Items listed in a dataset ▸
** BEGIN **

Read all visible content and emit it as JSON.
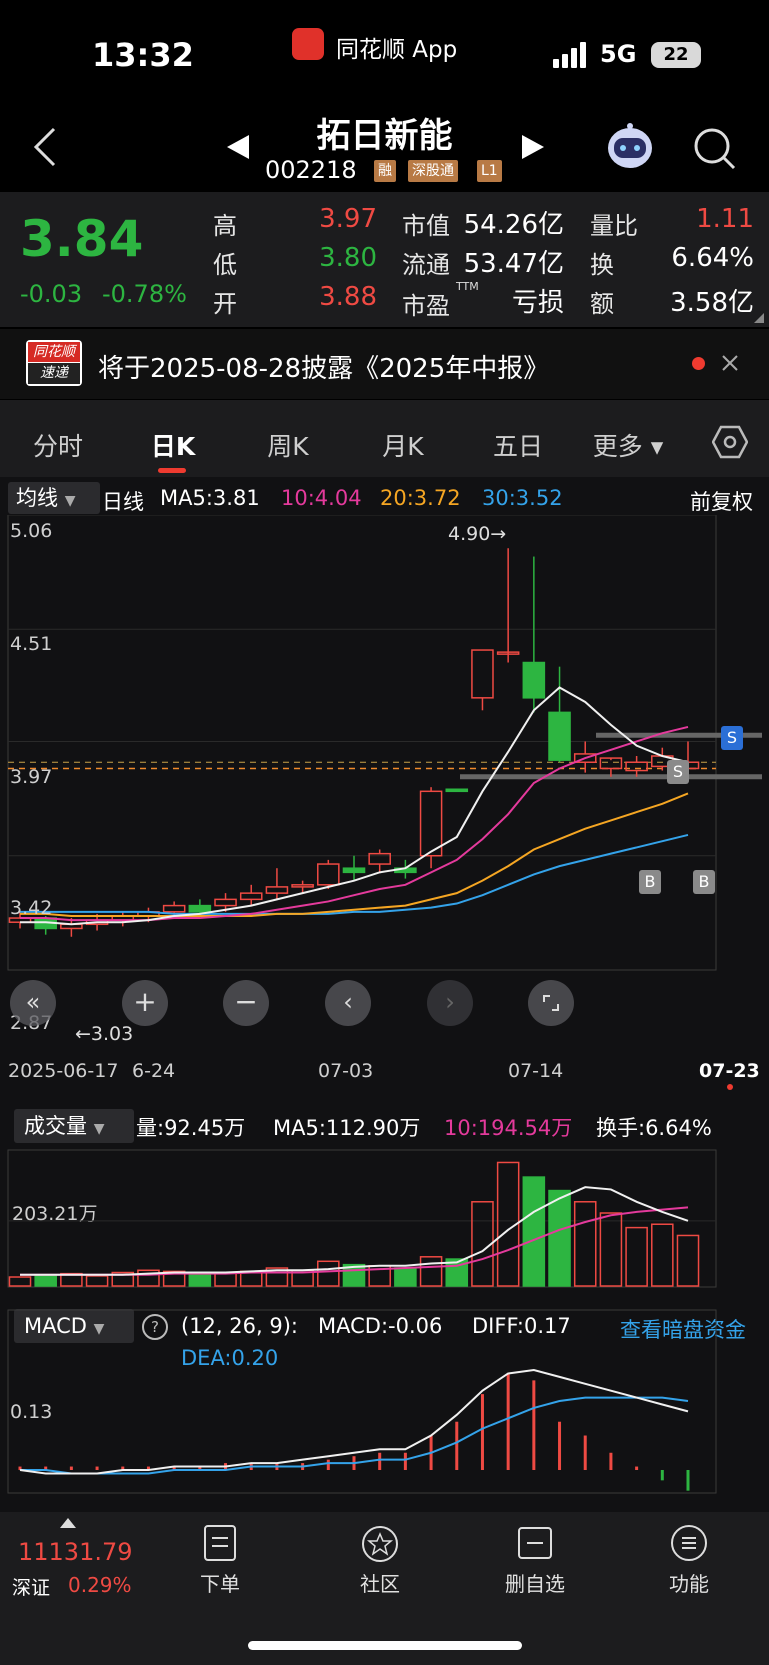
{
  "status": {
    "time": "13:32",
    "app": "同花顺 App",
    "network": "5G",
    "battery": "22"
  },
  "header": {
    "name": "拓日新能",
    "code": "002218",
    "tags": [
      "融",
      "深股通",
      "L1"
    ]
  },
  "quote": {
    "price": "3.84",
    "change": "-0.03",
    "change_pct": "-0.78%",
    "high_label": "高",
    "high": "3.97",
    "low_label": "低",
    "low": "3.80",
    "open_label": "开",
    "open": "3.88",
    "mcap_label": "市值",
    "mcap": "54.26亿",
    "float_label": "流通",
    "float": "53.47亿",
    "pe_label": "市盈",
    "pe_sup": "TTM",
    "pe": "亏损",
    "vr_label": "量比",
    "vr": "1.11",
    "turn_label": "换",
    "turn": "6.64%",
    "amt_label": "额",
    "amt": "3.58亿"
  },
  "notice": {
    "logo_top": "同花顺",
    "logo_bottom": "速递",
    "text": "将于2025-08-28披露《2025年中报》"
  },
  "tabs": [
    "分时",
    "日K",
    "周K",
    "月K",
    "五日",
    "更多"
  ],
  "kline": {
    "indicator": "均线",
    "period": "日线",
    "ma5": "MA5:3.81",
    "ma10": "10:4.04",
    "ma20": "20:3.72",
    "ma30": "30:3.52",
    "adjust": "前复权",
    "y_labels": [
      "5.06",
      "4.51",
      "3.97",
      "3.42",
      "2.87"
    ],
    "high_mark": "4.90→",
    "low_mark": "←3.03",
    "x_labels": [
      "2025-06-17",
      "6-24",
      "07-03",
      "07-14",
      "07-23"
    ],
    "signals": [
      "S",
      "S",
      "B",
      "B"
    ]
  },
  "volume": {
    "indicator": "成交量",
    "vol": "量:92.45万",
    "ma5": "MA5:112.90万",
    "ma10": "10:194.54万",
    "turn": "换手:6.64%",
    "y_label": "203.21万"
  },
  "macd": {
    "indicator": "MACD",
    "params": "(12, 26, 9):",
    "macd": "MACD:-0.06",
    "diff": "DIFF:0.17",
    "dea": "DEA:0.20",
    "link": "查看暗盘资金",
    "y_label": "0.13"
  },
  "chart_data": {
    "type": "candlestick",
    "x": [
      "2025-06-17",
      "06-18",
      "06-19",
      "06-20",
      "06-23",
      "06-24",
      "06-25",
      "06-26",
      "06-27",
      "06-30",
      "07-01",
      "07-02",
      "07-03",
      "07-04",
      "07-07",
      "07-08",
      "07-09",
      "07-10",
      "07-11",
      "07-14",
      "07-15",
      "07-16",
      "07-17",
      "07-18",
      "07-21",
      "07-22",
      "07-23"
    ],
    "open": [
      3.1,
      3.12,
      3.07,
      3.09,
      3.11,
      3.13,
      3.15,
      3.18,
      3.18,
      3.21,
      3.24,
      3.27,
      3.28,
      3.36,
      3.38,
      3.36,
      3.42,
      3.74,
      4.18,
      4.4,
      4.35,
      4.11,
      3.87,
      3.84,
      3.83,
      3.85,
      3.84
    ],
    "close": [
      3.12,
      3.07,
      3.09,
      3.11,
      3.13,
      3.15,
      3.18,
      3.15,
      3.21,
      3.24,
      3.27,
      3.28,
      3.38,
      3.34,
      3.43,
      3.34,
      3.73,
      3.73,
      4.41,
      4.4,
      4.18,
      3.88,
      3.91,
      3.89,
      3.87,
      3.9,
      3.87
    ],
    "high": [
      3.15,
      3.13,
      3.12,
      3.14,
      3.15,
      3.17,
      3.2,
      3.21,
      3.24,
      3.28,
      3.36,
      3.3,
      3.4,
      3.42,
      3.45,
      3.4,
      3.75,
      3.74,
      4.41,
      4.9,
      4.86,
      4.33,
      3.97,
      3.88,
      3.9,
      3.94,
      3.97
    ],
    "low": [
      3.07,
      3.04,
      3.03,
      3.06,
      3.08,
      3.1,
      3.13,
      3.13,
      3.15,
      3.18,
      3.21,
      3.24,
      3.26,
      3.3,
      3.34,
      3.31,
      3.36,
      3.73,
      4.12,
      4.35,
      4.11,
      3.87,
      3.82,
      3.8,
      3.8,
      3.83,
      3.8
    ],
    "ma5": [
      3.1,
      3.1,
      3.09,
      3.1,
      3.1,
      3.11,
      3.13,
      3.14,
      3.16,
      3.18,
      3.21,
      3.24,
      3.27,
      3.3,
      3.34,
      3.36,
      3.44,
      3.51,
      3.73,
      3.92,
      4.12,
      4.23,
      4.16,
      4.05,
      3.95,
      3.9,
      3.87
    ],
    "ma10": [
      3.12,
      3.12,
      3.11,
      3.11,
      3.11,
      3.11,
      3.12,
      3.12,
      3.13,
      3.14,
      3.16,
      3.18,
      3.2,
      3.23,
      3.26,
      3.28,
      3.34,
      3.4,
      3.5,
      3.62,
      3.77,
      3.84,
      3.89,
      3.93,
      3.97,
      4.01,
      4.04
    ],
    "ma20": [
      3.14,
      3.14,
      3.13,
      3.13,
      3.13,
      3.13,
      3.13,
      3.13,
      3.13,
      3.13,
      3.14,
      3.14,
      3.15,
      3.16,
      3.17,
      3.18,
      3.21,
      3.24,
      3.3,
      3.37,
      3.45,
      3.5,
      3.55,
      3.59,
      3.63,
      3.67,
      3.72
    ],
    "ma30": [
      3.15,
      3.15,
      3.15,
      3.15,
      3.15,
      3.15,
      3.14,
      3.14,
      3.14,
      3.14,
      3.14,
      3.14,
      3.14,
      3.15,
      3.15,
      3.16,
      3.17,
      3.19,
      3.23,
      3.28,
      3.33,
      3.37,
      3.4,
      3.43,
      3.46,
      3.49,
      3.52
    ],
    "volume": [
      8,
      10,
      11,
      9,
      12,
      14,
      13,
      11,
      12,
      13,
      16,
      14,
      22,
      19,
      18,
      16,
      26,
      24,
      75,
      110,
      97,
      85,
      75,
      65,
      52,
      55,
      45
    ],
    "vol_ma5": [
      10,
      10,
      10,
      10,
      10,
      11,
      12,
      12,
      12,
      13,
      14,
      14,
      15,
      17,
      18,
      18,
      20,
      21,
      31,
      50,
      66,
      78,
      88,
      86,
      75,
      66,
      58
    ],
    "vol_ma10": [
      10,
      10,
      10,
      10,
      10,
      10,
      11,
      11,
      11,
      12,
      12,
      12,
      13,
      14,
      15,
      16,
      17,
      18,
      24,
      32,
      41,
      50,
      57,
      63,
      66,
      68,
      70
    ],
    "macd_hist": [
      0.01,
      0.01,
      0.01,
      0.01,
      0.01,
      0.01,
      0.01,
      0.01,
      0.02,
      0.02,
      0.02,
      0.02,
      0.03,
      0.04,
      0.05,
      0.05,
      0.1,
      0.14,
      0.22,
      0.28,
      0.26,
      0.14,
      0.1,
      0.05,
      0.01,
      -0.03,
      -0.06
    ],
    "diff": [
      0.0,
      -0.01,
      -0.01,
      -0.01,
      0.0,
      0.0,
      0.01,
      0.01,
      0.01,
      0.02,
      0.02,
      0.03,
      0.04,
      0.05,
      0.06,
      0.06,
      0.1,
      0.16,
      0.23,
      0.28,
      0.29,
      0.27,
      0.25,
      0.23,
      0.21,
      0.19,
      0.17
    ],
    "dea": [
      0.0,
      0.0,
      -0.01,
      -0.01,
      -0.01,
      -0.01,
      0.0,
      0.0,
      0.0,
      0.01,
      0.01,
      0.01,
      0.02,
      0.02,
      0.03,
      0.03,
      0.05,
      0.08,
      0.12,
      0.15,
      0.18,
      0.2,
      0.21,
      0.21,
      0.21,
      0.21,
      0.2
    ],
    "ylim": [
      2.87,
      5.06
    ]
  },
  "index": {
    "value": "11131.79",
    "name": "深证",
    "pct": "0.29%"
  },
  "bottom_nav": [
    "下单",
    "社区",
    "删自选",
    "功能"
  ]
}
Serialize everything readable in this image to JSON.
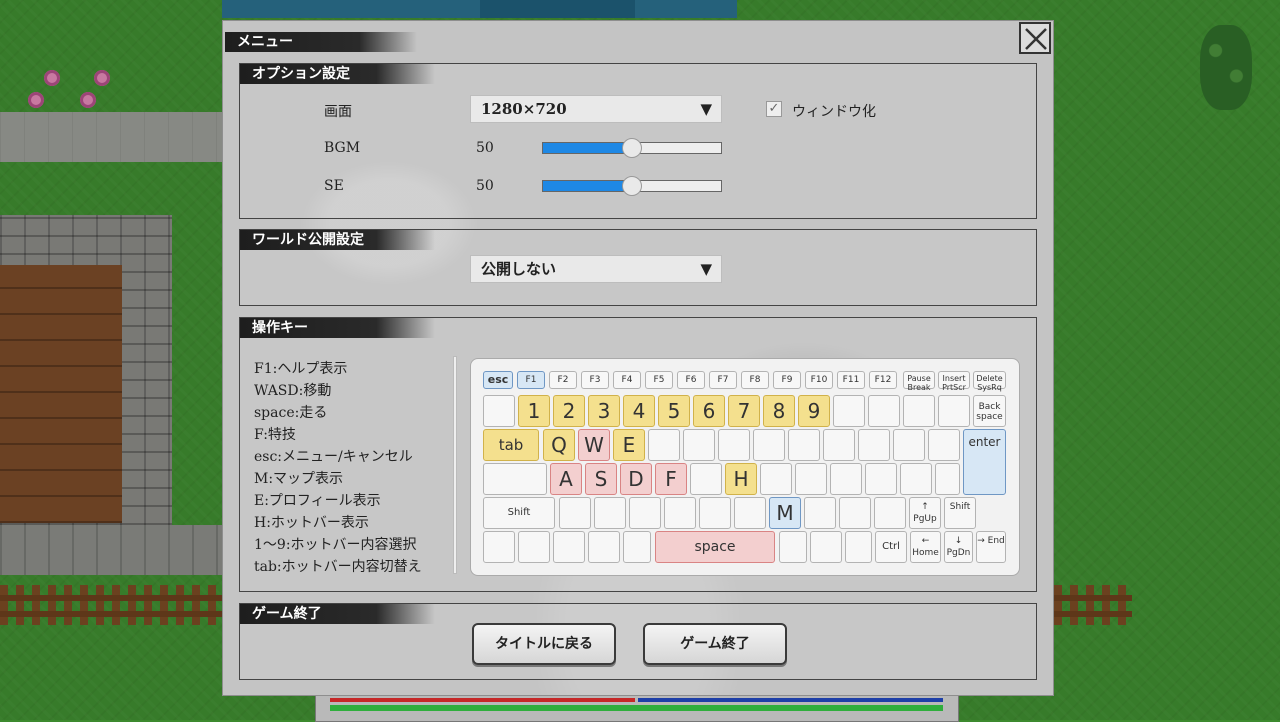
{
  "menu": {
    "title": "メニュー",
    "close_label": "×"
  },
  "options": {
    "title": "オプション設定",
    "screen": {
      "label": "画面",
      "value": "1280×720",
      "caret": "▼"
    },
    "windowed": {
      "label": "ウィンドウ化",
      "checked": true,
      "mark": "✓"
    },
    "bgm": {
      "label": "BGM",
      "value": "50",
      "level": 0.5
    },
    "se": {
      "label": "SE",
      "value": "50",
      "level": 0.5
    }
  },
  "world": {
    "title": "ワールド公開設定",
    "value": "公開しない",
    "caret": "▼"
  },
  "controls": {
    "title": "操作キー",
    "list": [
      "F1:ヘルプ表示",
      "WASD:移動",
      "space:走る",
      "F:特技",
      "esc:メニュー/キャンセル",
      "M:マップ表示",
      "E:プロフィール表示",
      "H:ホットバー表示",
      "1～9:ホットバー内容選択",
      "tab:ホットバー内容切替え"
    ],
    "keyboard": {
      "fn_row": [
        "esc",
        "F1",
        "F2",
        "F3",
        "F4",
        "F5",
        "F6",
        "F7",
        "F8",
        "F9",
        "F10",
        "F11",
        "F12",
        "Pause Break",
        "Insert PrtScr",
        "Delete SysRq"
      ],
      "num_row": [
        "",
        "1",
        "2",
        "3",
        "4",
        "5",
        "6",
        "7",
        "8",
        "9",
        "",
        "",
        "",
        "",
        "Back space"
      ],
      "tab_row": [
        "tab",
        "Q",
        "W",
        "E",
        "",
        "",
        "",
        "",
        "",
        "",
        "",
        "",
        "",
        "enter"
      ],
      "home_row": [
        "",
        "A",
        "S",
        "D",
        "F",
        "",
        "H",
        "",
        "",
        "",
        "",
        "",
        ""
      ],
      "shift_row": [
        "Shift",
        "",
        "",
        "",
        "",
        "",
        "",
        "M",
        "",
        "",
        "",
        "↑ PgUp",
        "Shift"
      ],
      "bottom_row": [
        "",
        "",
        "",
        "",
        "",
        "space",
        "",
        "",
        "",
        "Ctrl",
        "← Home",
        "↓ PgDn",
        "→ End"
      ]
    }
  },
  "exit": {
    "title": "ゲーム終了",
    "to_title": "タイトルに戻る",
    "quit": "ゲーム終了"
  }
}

** END **

Task details ▸
Copy out each line in the listing that has the word "JSON".

Output of the task ▸
Read all visible content and emit it as JSON.
Serialize everything readable in this image to JSON.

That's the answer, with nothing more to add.